TO BE DONE:
From the line with "Read this page and output its text content." through the final line, transcribe the material below character for character; include no other lines.

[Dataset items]
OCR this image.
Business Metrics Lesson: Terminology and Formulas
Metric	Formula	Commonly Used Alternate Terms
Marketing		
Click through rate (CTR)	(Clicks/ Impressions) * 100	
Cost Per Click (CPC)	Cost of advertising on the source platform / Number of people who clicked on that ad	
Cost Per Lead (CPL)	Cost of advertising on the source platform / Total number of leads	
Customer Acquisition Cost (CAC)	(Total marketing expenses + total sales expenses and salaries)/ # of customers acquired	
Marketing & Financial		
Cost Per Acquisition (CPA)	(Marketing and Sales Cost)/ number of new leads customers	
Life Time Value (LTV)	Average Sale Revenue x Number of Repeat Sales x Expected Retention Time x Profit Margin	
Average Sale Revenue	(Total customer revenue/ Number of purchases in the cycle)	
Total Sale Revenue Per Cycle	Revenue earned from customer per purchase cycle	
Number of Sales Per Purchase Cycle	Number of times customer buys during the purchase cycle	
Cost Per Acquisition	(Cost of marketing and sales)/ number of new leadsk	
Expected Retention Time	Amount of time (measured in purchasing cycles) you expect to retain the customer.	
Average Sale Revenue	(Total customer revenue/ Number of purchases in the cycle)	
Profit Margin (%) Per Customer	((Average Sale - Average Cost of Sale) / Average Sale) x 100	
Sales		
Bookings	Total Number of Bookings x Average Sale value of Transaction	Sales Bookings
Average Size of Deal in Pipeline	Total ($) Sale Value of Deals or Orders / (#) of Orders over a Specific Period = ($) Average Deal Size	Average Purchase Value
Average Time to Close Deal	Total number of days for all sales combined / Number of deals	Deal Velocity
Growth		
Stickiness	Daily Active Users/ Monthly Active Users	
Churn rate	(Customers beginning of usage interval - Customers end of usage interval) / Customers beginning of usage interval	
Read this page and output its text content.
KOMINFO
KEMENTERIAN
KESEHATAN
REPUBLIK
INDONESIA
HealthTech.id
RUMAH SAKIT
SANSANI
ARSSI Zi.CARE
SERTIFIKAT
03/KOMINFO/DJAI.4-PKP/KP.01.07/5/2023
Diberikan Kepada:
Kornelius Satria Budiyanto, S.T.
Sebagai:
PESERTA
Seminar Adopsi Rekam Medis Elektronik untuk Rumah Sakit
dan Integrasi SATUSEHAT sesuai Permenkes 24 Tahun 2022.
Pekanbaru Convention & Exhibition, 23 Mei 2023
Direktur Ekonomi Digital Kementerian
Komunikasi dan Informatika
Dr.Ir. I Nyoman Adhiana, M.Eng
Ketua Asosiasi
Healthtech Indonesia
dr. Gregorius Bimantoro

THE REPLY:
Read this page and output its text content.
KOMINFO
KEMENTERIAN
KESEHATAN
REPUBLIK
INDONESIA
HealthTech.id
RUMAH SAKIT
SANSANI
ARSSI Zi.CARE
SERTIFIKAT
03/KOMINFO/DJAI.4-PKP/KP.01.07/5/2023
Diberikan Kepada:
Kornelius Satria Budiyanto, S.T.
Sebagai:
PESERTA
Seminar Adopsi Rekam Medis Elektronik untuk Rumah Sakit
dan Integrasi SATUSEHAT sesuai Permenkes 24 Tahun 2022.
Pekanbaru Convention & Exhibition, 23 Mei 2023
Direktur Ekonomi Digital Kementerian
Komunikasi dan Informatika
Dr.Ir. I Nyoman Adhiana, M.Eng
Ketua Asosiasi
Healthtech Indonesia
dr. Gregorius Bimantoro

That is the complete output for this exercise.